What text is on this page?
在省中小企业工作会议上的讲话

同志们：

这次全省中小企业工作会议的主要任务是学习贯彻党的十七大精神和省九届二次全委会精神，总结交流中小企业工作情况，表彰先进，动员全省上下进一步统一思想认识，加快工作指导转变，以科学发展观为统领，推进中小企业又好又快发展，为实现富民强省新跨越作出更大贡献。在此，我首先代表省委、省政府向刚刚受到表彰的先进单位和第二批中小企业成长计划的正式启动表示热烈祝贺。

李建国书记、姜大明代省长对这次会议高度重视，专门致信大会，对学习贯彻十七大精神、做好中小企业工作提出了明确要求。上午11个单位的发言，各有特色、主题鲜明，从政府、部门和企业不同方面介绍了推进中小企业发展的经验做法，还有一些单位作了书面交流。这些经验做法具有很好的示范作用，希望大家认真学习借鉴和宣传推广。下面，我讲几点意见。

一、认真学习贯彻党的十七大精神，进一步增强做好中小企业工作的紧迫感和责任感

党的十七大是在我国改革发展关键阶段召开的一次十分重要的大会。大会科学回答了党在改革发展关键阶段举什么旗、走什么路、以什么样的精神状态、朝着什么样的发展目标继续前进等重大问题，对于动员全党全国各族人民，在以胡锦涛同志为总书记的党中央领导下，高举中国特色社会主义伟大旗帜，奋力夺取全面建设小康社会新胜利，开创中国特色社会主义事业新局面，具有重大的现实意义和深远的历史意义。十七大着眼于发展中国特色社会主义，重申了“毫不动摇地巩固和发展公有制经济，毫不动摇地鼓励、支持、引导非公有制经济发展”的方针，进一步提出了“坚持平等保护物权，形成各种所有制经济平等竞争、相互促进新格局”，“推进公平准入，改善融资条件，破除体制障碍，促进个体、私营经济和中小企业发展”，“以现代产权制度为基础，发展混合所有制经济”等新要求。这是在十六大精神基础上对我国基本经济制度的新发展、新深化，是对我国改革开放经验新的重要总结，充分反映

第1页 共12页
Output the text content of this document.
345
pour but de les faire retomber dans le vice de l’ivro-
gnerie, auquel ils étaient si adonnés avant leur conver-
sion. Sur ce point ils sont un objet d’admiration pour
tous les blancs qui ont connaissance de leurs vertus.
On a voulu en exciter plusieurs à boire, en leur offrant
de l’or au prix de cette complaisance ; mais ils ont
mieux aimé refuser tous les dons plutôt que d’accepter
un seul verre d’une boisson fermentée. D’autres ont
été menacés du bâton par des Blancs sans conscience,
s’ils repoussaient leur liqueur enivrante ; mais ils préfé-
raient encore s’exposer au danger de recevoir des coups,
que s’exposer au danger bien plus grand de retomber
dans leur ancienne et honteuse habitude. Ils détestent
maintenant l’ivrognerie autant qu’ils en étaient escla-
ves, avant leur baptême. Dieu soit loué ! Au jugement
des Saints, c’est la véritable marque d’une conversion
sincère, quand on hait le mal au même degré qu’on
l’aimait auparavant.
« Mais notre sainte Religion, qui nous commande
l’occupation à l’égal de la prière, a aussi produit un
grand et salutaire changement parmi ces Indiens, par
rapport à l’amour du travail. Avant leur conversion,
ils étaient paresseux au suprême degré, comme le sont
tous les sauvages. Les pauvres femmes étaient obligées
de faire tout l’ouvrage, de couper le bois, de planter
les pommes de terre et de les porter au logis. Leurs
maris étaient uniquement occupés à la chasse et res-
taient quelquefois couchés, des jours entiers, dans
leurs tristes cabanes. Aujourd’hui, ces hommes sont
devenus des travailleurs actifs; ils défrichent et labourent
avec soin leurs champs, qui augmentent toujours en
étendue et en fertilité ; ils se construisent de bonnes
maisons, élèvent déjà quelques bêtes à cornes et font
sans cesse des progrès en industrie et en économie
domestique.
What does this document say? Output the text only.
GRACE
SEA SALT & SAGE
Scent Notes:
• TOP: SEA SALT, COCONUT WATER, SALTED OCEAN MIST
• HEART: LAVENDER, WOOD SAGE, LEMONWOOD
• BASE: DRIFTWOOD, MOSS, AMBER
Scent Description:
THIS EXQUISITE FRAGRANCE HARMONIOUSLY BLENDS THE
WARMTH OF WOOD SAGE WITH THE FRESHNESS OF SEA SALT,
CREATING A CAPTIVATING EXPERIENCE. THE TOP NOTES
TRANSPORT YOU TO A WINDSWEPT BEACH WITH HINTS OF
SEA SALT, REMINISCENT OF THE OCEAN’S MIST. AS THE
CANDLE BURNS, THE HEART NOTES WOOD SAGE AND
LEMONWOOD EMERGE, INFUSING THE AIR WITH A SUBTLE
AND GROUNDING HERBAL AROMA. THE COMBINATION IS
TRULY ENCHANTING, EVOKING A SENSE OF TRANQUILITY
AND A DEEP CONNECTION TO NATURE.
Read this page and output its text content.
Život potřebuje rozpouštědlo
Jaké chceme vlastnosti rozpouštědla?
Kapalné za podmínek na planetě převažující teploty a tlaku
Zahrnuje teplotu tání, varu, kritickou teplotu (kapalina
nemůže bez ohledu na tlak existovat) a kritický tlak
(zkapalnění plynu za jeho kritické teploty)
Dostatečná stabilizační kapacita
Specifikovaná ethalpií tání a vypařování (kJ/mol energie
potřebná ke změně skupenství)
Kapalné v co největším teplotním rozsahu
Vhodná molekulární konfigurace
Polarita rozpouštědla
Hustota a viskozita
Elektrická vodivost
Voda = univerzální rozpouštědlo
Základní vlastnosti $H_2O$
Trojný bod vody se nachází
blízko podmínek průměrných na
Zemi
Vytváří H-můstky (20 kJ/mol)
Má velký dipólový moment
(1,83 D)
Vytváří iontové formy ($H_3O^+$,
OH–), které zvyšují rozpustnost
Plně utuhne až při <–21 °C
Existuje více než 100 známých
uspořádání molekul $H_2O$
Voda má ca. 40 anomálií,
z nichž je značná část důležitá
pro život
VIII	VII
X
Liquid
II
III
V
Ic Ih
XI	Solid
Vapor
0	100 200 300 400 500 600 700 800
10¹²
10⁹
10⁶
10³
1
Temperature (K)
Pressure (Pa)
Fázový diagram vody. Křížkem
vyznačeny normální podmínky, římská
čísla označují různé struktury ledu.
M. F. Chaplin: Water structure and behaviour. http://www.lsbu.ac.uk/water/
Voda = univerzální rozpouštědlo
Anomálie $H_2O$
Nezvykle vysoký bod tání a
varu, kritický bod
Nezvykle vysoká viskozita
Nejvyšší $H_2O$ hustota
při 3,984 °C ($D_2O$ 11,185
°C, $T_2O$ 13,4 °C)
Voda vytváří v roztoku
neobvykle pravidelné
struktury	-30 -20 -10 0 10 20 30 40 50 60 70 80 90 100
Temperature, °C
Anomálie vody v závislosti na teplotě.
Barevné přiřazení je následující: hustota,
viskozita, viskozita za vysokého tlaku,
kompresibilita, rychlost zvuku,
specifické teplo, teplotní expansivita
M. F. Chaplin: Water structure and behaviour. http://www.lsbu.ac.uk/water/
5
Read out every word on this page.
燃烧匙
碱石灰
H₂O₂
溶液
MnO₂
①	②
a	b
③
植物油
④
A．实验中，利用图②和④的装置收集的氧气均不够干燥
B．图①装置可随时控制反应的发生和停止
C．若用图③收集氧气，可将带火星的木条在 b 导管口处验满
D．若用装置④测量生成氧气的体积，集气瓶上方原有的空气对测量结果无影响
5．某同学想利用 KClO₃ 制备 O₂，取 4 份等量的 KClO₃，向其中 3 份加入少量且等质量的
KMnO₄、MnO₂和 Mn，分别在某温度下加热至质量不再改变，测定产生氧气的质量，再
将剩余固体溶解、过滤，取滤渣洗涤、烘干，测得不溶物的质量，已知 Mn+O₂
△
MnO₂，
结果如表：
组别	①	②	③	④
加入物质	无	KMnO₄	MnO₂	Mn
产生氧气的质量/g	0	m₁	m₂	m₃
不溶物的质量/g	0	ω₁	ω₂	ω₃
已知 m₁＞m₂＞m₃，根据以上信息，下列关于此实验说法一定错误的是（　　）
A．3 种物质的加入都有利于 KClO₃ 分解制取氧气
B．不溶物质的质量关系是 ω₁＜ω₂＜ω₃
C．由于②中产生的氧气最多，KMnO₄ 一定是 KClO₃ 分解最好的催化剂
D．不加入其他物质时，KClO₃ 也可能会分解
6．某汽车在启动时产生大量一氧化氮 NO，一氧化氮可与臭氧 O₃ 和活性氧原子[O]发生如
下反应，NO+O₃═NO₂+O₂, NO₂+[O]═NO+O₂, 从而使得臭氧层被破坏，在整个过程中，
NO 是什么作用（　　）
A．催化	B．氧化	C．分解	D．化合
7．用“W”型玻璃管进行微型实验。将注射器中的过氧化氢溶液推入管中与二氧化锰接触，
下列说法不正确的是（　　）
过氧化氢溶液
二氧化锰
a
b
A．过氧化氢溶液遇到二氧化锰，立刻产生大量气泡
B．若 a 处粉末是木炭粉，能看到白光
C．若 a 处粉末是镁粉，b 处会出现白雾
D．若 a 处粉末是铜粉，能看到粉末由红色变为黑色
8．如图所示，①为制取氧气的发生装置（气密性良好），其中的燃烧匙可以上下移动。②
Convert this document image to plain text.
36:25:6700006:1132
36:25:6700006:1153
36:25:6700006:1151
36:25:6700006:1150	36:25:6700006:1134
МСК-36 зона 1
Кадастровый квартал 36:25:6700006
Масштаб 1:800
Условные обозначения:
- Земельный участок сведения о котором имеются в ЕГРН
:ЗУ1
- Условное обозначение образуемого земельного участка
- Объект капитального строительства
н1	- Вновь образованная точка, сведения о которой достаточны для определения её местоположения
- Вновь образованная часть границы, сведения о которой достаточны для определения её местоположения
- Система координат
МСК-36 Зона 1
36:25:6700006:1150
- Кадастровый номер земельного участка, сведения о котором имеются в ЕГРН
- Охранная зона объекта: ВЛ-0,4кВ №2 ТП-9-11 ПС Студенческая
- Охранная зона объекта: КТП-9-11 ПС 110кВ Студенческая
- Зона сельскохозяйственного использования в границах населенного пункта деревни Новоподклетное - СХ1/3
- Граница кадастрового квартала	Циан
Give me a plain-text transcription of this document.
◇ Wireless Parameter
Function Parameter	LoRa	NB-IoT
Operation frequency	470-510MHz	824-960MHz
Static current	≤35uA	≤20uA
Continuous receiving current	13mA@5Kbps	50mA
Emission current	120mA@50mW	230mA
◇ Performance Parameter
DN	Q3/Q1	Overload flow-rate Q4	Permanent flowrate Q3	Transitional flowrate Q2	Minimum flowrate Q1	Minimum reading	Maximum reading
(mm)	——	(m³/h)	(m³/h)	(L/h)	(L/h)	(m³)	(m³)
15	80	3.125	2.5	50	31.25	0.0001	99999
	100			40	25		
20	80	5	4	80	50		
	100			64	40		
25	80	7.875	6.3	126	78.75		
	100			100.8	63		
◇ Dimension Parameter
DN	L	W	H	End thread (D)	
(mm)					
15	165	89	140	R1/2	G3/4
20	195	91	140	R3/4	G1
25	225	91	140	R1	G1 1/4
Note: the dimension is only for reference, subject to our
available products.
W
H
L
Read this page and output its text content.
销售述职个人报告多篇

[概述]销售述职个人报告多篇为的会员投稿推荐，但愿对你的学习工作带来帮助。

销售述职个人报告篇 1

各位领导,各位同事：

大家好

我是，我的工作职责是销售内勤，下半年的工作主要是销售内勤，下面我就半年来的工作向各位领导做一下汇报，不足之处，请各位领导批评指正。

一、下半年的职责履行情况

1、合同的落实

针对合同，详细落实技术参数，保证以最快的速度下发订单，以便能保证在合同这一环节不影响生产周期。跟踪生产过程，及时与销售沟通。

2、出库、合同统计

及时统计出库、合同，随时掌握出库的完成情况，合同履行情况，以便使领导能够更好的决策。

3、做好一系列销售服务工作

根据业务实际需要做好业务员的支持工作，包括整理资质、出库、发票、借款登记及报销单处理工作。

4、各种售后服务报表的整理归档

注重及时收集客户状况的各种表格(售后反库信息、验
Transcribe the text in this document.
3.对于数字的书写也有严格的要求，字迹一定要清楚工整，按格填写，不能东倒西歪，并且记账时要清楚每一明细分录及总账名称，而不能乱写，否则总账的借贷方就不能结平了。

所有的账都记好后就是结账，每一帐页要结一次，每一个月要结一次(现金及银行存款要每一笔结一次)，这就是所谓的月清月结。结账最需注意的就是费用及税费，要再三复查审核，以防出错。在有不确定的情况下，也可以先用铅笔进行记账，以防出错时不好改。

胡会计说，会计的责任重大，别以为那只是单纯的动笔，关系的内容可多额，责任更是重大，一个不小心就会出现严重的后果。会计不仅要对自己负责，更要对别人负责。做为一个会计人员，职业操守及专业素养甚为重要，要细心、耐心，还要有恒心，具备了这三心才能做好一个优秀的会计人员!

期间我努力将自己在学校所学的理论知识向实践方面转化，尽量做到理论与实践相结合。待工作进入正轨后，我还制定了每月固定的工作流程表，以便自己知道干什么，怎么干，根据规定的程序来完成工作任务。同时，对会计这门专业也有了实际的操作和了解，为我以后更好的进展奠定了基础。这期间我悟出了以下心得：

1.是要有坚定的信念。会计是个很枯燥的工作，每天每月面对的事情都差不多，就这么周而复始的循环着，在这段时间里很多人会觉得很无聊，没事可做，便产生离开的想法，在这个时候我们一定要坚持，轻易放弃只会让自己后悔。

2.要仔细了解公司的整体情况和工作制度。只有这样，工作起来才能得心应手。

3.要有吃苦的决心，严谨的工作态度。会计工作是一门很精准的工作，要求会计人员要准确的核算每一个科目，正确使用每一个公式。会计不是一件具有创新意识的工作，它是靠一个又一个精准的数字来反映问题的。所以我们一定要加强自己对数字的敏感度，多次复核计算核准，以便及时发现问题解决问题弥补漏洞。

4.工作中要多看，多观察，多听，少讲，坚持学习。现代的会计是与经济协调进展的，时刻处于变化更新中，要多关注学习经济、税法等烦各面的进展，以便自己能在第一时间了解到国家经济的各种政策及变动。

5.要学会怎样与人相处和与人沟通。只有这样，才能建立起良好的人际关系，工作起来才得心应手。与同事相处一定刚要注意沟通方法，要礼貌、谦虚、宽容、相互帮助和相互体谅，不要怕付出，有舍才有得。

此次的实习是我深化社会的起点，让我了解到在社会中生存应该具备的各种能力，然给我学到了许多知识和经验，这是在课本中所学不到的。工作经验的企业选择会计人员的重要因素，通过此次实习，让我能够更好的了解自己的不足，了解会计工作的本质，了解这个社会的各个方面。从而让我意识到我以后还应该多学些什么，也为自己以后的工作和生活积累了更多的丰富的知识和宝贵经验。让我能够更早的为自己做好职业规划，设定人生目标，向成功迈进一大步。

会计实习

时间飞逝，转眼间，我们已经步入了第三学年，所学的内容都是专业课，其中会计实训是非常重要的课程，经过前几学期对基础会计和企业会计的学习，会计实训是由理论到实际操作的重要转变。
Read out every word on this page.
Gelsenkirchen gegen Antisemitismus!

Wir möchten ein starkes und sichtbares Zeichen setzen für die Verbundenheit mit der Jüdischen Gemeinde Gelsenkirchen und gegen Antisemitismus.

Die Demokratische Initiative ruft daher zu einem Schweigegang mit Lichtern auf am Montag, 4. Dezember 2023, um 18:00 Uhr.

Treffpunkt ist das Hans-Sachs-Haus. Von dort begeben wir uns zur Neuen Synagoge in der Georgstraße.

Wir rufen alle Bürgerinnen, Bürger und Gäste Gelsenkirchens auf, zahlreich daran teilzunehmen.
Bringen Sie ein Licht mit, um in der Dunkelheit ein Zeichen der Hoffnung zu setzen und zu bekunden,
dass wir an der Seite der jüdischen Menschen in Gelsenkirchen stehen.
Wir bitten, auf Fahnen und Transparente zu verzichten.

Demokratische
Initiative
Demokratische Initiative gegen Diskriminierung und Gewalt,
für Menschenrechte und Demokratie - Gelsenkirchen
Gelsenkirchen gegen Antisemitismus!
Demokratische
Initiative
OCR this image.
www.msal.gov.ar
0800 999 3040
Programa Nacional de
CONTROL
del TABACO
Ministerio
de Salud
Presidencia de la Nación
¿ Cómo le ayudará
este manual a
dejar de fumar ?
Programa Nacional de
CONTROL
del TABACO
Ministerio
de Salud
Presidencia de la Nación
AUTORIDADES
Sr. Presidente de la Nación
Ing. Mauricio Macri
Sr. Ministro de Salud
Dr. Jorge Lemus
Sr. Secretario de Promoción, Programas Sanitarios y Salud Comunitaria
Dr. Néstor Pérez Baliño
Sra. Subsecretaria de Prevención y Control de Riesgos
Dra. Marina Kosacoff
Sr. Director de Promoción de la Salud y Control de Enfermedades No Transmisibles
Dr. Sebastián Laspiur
□ □ □
Task description – Whenever "местоположения" turns up in a line, pick that line out.

Expected output –
н1	- Вновь образованная точка, сведения о которой достаточны для определения её местоположения
- Вновь образованная часть границы, сведения о которой достаточны для определения её местоположения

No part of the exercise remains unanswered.